Available data »
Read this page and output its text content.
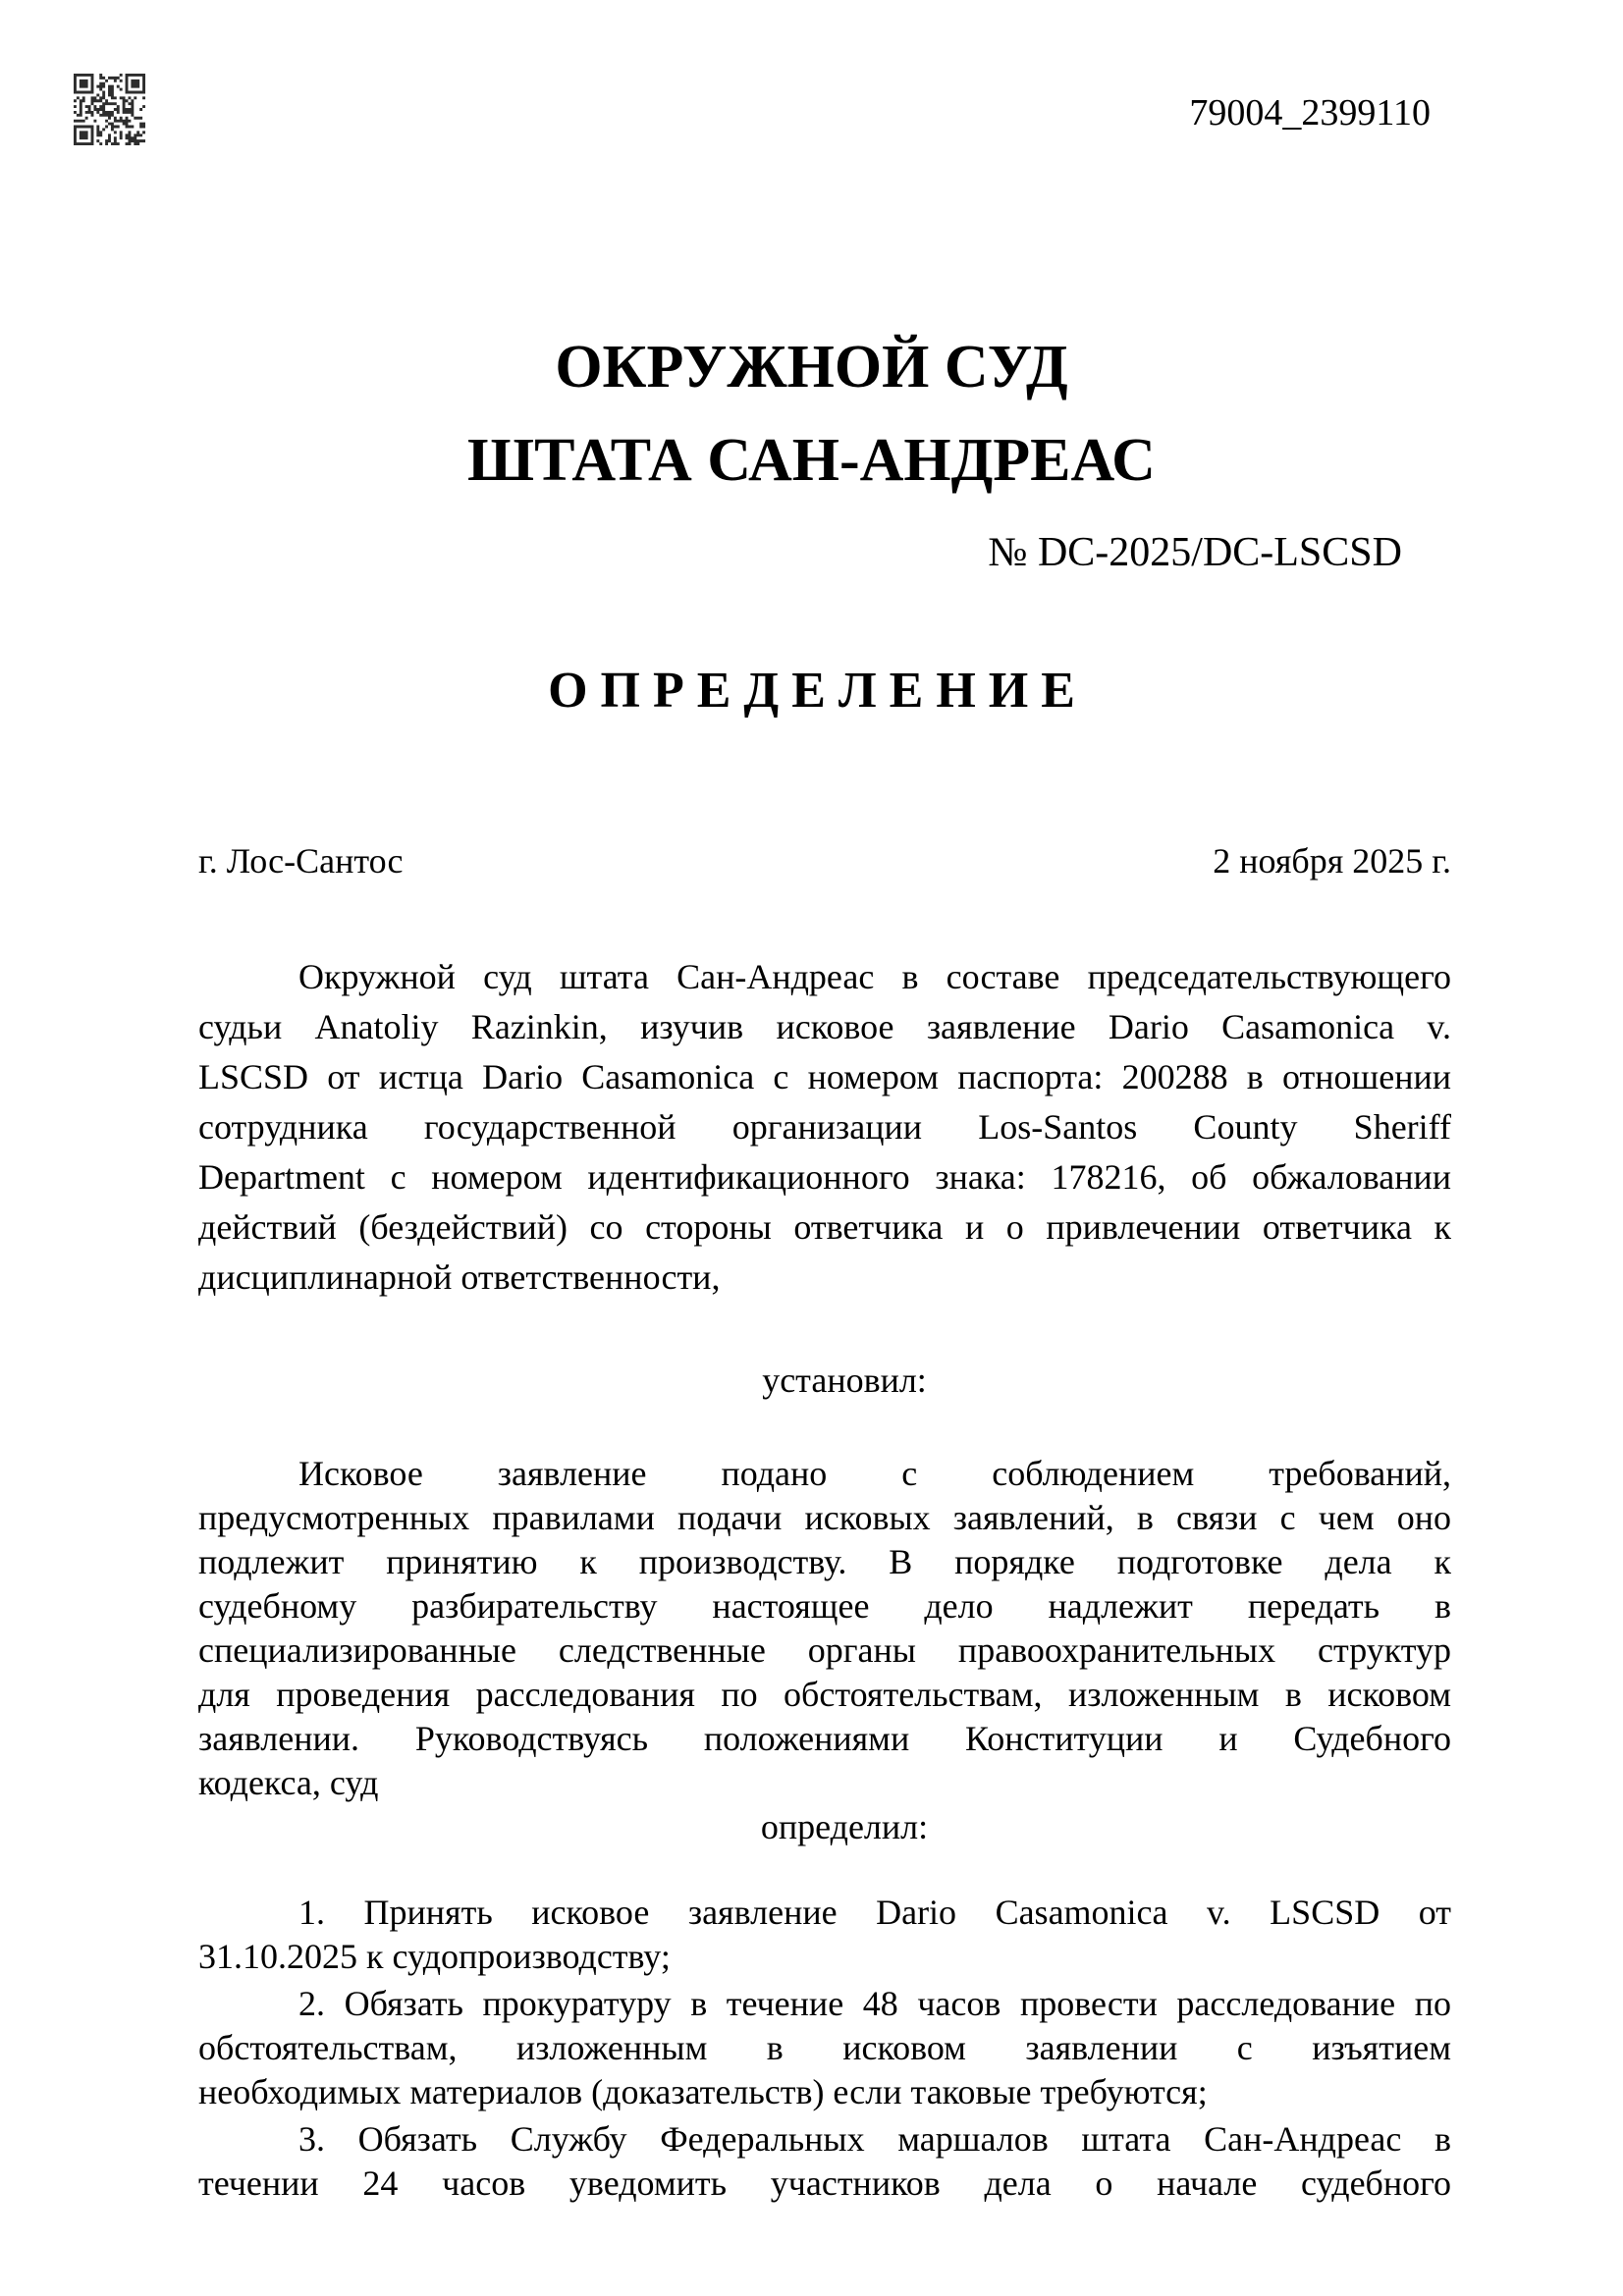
79004_2399110
ОКРУЖНОЙ СУД
ШТАТА САН-АНДРЕАС
№ DC-2025/DC-LSCSD
О П Р Е Д Е Л Е Н И Е
г. Лос-Сантос	2 ноября 2025 г.
Окружной суд штата Сан-Андреас в составе председательствующего
судьи Anatoliy Razinkin, изучив исковое заявление Dario Casamonica v.
LSCSD от истца Dario Casamonica с номером паспорта: 200288 в отношении
сотрудника государственной организации Los-Santos County Sheriff
Department с номером идентификационного знака: 178216, об обжаловании
действий (бездействий) со стороны ответчика и о привлечении ответчика к
дисциплинарной ответственности,
установил:
Исковое заявление подано с соблюдением требований,
предусмотренных правилами подачи исковых заявлений, в связи с чем оно
подлежит принятию к производству. В порядке подготовке дела к
судебному разбирательству настоящее дело надлежит передать в
специализированные следственные органы правоохранительных структур
для проведения расследования по обстоятельствам, изложенным в исковом
заявлении. Руководствуясь положениями Конституции и Судебного
кодекса, суд
определил:
1. Принять исковое заявление Dario Casamonica v. LSCSD от
31.10.2025 к судопроизводству;
2. Обязать прокуратуру в течение 48 часов провести расследование по
обстоятельствам, изложенным в исковом заявлении с изъятием
необходимых материалов (доказательств) если таковые требуются;
3. Обязать Службу Федеральных маршалов штата Сан-Андреас в
течении 24 часов уведомить участников дела о начале судебного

Do this »
Copy out the entries verbatim and leave the images out.

Task solution »
Read this page and output its text content.
79004_2399110
ОКРУЖНОЙ СУД
ШТАТА САН-АНДРЕАС
№ DC-2025/DC-LSCSD
О П Р Е Д Е Л Е Н И Е
г. Лос-Сантос	2 ноября 2025 г.
Окружной суд штата Сан-Андреас в составе председательствующего
судьи Anatoliy Razinkin, изучив исковое заявление Dario Casamonica v.
LSCSD от истца Dario Casamonica с номером паспорта: 200288 в отношении
сотрудника государственной организации Los-Santos County Sheriff
Department с номером идентификационного знака: 178216, об обжаловании
действий (бездействий) со стороны ответчика и о привлечении ответчика к
дисциплинарной ответственности,
установил:
Исковое заявление подано с соблюдением требований,
предусмотренных правилами подачи исковых заявлений, в связи с чем оно
подлежит принятию к производству. В порядке подготовке дела к
судебному разбирательству настоящее дело надлежит передать в
специализированные следственные органы правоохранительных структур
для проведения расследования по обстоятельствам, изложенным в исковом
заявлении. Руководствуясь положениями Конституции и Судебного
кодекса, суд
определил:
1. Принять исковое заявление Dario Casamonica v. LSCSD от
31.10.2025 к судопроизводству;
2. Обязать прокуратуру в течение 48 часов провести расследование по
обстоятельствам, изложенным в исковом заявлении с изъятием
необходимых материалов (доказательств) если таковые требуются;
3. Обязать Службу Федеральных маршалов штата Сан-Андреас в
течении 24 часов уведомить участников дела о начале судебного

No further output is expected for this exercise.